*Exercise aim*. Transcribe the records below exactly as they appear, omitting any pictures.

# start of Recorded data

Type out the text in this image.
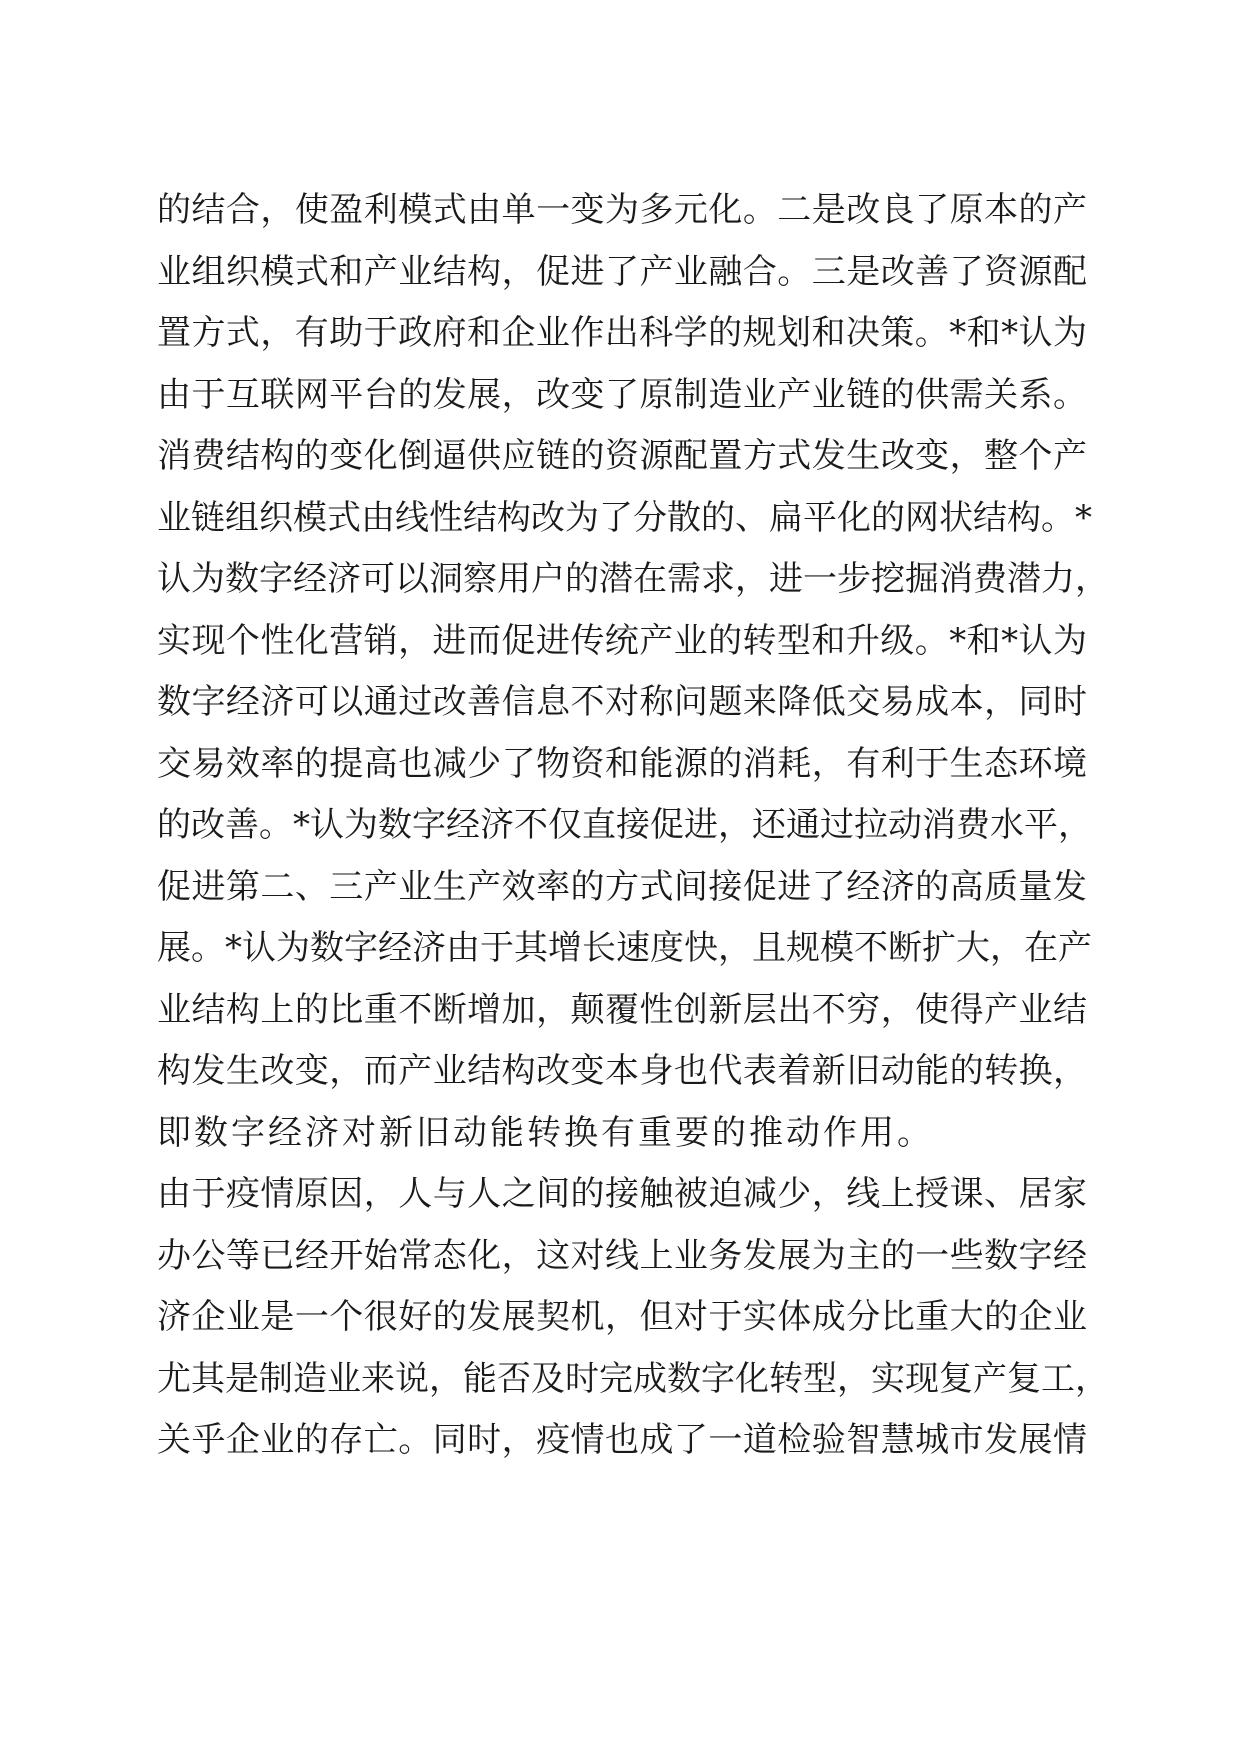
的结合，使盈利模式由单一变为多元化。二是改良了原本的产
业组织模式和产业结构，促进了产业融合。三是改善了资源配
置方式，有助于政府和企业作出科学的规划和决策。*和*认为
由于互联网平台的发展，改变了原制造业产业链的供需关系。
消费结构的变化倒逼供应链的资源配置方式发生改变，整个产
业链组织模式由线性结构改为了分散的、扁平化的网状结构。*
认为数字经济可以洞察用户的潜在需求，进一步挖掘消费潜力，
实现个性化营销，进而促进传统产业的转型和升级。*和*认为
数字经济可以通过改善信息不对称问题来降低交易成本，同时
交易效率的提高也减少了物资和能源的消耗，有利于生态环境
的改善。*认为数字经济不仅直接促进，还通过拉动消费水平，
促进第二、三产业生产效率的方式间接促进了经济的高质量发
展。*认为数字经济由于其增长速度快，且规模不断扩大，在产
业结构上的比重不断增加，颠覆性创新层出不穷，使得产业结
构发生改变，而产业结构改变本身也代表着新旧动能的转换，
即数字经济对新旧动能转换有重要的推动作用。
由于疫情原因，人与人之间的接触被迫减少，线上授课、居家
办公等已经开始常态化，这对线上业务发展为主的一些数字经
济企业是一个很好的发展契机，但对于实体成分比重大的企业
尤其是制造业来说，能否及时完成数字化转型，实现复产复工，
关乎企业的存亡。同时，疫情也成了一道检验智慧城市发展情
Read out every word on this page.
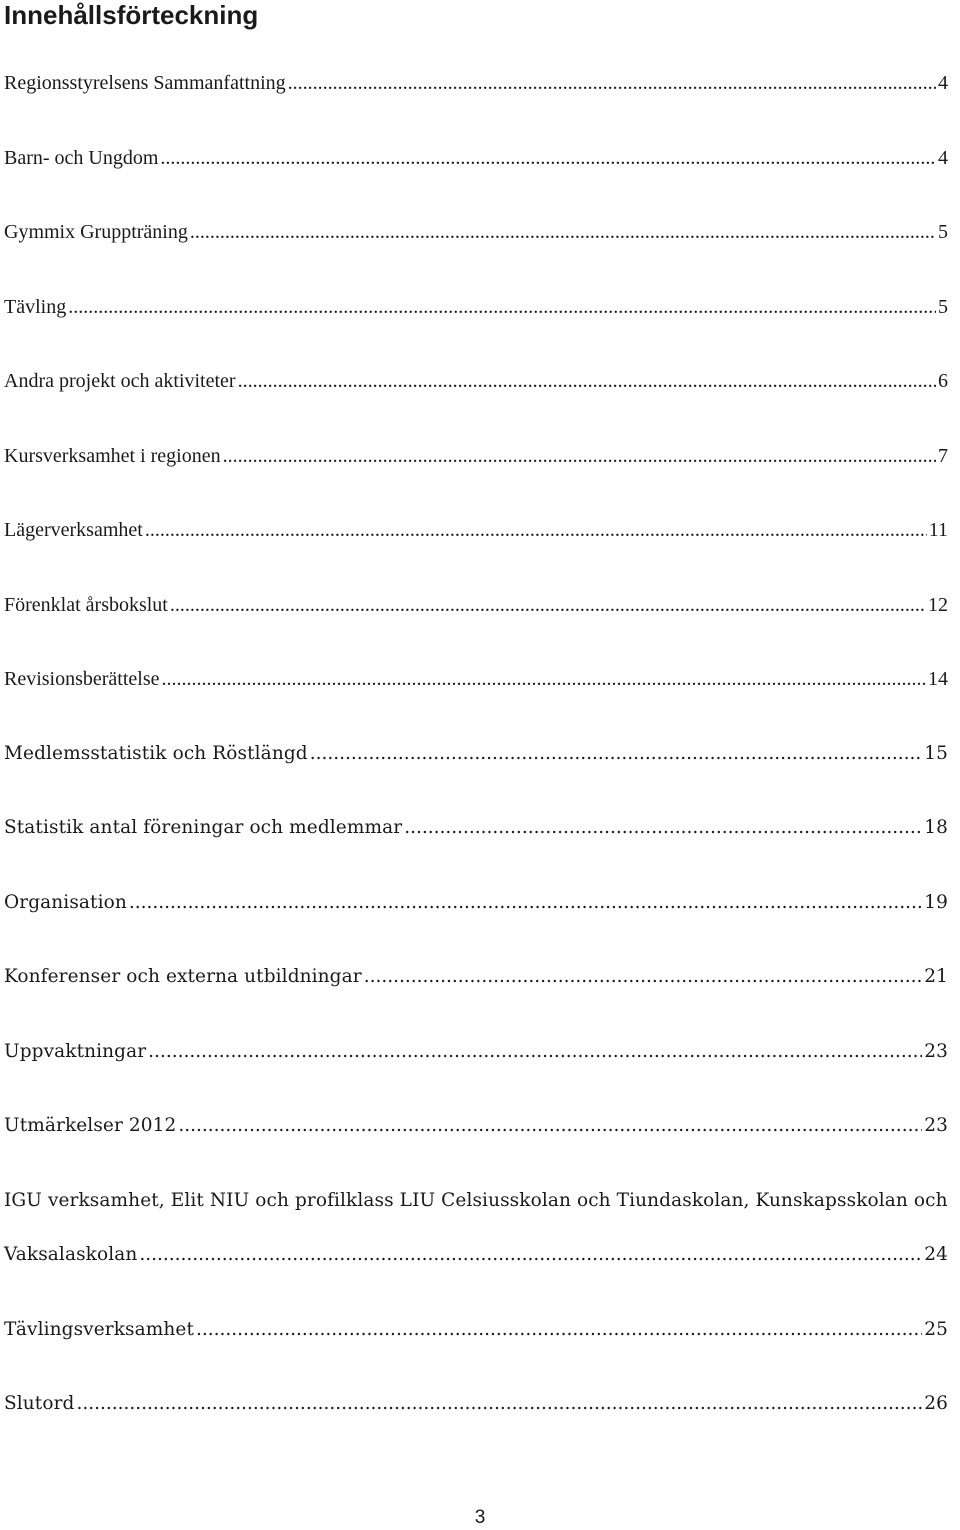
Innehållsförteckning
Regionsstyrelsens Sammanfattning .....	4
Barn- och Ungdom .....	4
Gymmix Gruppträning .....	5
Tävling .....	5
Andra projekt och aktiviteter .....	6
Kursverksamhet i regionen .....	7
Lägerverksamhet .....	11
Förenklat årsbokslut .....	12
Revisionsberättelse .....	14
Medlemsstatistik och Röstlängd .....	15
Statistik antal föreningar och medlemmar .....	18
Organisation .....	19
Konferenser och externa utbildningar .....	21
Uppvaktningar .....	23
Utmärkelser 2012 .....	23
IGU verksamhet, Elit NIU och profilklass LIU Celsiusskolan och Tiundaskolan, Kunskapsskolan och
Vaksalaskolan .....	24
Tävlingsverksamhet .....	25
Slutord .....	26
3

# end of Recorded data

*Solution to the exercise*.
Type out the text in this image.
的结合，使盈利模式由单一变为多元化。二是改良了原本的产
业组织模式和产业结构，促进了产业融合。三是改善了资源配
置方式，有助于政府和企业作出科学的规划和决策。*和*认为
由于互联网平台的发展，改变了原制造业产业链的供需关系。
消费结构的变化倒逼供应链的资源配置方式发生改变，整个产
业链组织模式由线性结构改为了分散的、扁平化的网状结构。*
认为数字经济可以洞察用户的潜在需求，进一步挖掘消费潜力，
实现个性化营销，进而促进传统产业的转型和升级。*和*认为
数字经济可以通过改善信息不对称问题来降低交易成本，同时
交易效率的提高也减少了物资和能源的消耗，有利于生态环境
的改善。*认为数字经济不仅直接促进，还通过拉动消费水平，
促进第二、三产业生产效率的方式间接促进了经济的高质量发
展。*认为数字经济由于其增长速度快，且规模不断扩大，在产
业结构上的比重不断增加，颠覆性创新层出不穷，使得产业结
构发生改变，而产业结构改变本身也代表着新旧动能的转换，
即数字经济对新旧动能转换有重要的推动作用。
由于疫情原因，人与人之间的接触被迫减少，线上授课、居家
办公等已经开始常态化，这对线上业务发展为主的一些数字经
济企业是一个很好的发展契机，但对于实体成分比重大的企业
尤其是制造业来说，能否及时完成数字化转型，实现复产复工，
关乎企业的存亡。同时，疫情也成了一道检验智慧城市发展情
Read out every word on this page.
Innehållsförteckning
Regionsstyrelsens Sammanfattning .....	4
Barn- och Ungdom .....	4
Gymmix Gruppträning .....	5
Tävling .....	5
Andra projekt och aktiviteter .....	6
Kursverksamhet i regionen .....	7
Lägerverksamhet .....	11
Förenklat årsbokslut .....	12
Revisionsberättelse .....	14
Medlemsstatistik och Röstlängd .....	15
Statistik antal föreningar och medlemmar .....	18
Organisation .....	19
Konferenser och externa utbildningar .....	21
Uppvaktningar .....	23
Utmärkelser 2012 .....	23
IGU verksamhet, Elit NIU och profilklass LIU Celsiusskolan och Tiundaskolan, Kunskapsskolan och
Vaksalaskolan .....	24
Tävlingsverksamhet .....	25
Slutord .....	26
3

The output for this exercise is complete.